### EXERCISE
Reproduce the entries in full, with no changes.

[Start of ENTRIES]

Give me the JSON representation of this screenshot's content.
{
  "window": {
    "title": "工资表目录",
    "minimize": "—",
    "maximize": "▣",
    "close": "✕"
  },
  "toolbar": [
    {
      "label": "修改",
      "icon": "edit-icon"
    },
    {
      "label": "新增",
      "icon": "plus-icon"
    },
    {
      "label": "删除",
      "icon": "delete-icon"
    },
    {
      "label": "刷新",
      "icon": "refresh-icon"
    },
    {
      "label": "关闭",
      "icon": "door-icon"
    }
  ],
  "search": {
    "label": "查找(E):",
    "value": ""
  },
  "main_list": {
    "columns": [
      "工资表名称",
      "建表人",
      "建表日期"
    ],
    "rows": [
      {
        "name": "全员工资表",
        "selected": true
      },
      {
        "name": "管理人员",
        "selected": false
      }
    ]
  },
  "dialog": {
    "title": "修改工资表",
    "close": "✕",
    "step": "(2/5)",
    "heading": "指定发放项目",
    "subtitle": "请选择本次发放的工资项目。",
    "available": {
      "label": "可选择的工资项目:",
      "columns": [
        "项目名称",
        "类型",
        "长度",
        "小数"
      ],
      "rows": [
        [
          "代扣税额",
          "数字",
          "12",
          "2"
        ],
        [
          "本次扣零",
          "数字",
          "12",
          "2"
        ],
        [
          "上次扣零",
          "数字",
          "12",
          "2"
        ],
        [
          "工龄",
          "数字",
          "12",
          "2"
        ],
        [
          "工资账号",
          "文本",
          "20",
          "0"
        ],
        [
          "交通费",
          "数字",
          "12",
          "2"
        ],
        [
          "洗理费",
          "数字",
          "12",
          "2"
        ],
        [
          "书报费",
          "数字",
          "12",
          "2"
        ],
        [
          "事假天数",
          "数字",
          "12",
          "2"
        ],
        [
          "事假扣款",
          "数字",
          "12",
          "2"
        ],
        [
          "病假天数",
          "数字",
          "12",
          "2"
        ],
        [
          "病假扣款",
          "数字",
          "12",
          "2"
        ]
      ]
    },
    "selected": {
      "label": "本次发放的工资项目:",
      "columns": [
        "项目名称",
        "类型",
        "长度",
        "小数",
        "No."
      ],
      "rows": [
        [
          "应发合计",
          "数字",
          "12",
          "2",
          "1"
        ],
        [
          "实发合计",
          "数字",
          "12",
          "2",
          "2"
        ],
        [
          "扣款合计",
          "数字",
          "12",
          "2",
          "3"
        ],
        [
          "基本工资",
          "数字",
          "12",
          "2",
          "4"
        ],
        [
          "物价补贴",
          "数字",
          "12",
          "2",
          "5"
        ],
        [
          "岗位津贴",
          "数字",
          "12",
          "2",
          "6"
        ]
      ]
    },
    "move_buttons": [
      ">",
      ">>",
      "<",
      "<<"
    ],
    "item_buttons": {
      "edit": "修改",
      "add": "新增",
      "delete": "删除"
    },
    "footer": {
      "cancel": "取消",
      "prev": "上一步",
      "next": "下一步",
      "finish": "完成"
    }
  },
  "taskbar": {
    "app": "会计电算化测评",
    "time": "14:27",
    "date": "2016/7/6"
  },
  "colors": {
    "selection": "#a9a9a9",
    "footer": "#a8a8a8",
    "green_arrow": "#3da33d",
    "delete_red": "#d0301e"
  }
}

[End of ENTRIES]

### SOLUTION TO THIS EXERCISE
Give me the JSON representation of this screenshot's content.
{
  "window": {
    "title": "工资表目录",
    "minimize": "—",
    "maximize": "▣",
    "close": "✕"
  },
  "toolbar": [
    {
      "label": "修改",
      "icon": "edit-icon"
    },
    {
      "label": "新增",
      "icon": "plus-icon"
    },
    {
      "label": "删除",
      "icon": "delete-icon"
    },
    {
      "label": "刷新",
      "icon": "refresh-icon"
    },
    {
      "label": "关闭",
      "icon": "door-icon"
    }
  ],
  "search": {
    "label": "查找(E):",
    "value": ""
  },
  "main_list": {
    "columns": [
      "工资表名称",
      "建表人",
      "建表日期"
    ],
    "rows": [
      {
        "name": "全员工资表",
        "selected": true
      },
      {
        "name": "管理人员",
        "selected": false
      }
    ]
  },
  "dialog": {
    "title": "修改工资表",
    "close": "✕",
    "step": "(2/5)",
    "heading": "指定发放项目",
    "subtitle": "请选择本次发放的工资项目。",
    "available": {
      "label": "可选择的工资项目:",
      "columns": [
        "项目名称",
        "类型",
        "长度",
        "小数"
      ],
      "rows": [
        [
          "代扣税额",
          "数字",
          "12",
          "2"
        ],
        [
          "本次扣零",
          "数字",
          "12",
          "2"
        ],
        [
          "上次扣零",
          "数字",
          "12",
          "2"
        ],
        [
          "工龄",
          "数字",
          "12",
          "2"
        ],
        [
          "工资账号",
          "文本",
          "20",
          "0"
        ],
        [
          "交通费",
          "数字",
          "12",
          "2"
        ],
        [
          "洗理费",
          "数字",
          "12",
          "2"
        ],
        [
          "书报费",
          "数字",
          "12",
          "2"
        ],
        [
          "事假天数",
          "数字",
          "12",
          "2"
        ],
        [
          "事假扣款",
          "数字",
          "12",
          "2"
        ],
        [
          "病假天数",
          "数字",
          "12",
          "2"
        ],
        [
          "病假扣款",
          "数字",
          "12",
          "2"
        ]
      ]
    },
    "selected": {
      "label": "本次发放的工资项目:",
      "columns": [
        "项目名称",
        "类型",
        "长度",
        "小数",
        "No."
      ],
      "rows": [
        [
          "应发合计",
          "数字",
          "12",
          "2",
          "1"
        ],
        [
          "实发合计",
          "数字",
          "12",
          "2",
          "2"
        ],
        [
          "扣款合计",
          "数字",
          "12",
          "2",
          "3"
        ],
        [
          "基本工资",
          "数字",
          "12",
          "2",
          "4"
        ],
        [
          "物价补贴",
          "数字",
          "12",
          "2",
          "5"
        ],
        [
          "岗位津贴",
          "数字",
          "12",
          "2",
          "6"
        ]
      ]
    },
    "move_buttons": [
      ">",
      ">>",
      "<",
      "<<"
    ],
    "item_buttons": {
      "edit": "修改",
      "add": "新增",
      "delete": "删除"
    },
    "footer": {
      "cancel": "取消",
      "prev": "上一步",
      "next": "下一步",
      "finish": "完成"
    }
  },
  "taskbar": {
    "app": "会计电算化测评",
    "time": "14:27",
    "date": "2016/7/6"
  },
  "colors": {
    "selection": "#a9a9a9",
    "footer": "#a8a8a8",
    "green_arrow": "#3da33d",
    "delete_red": "#d0301e"
  }
}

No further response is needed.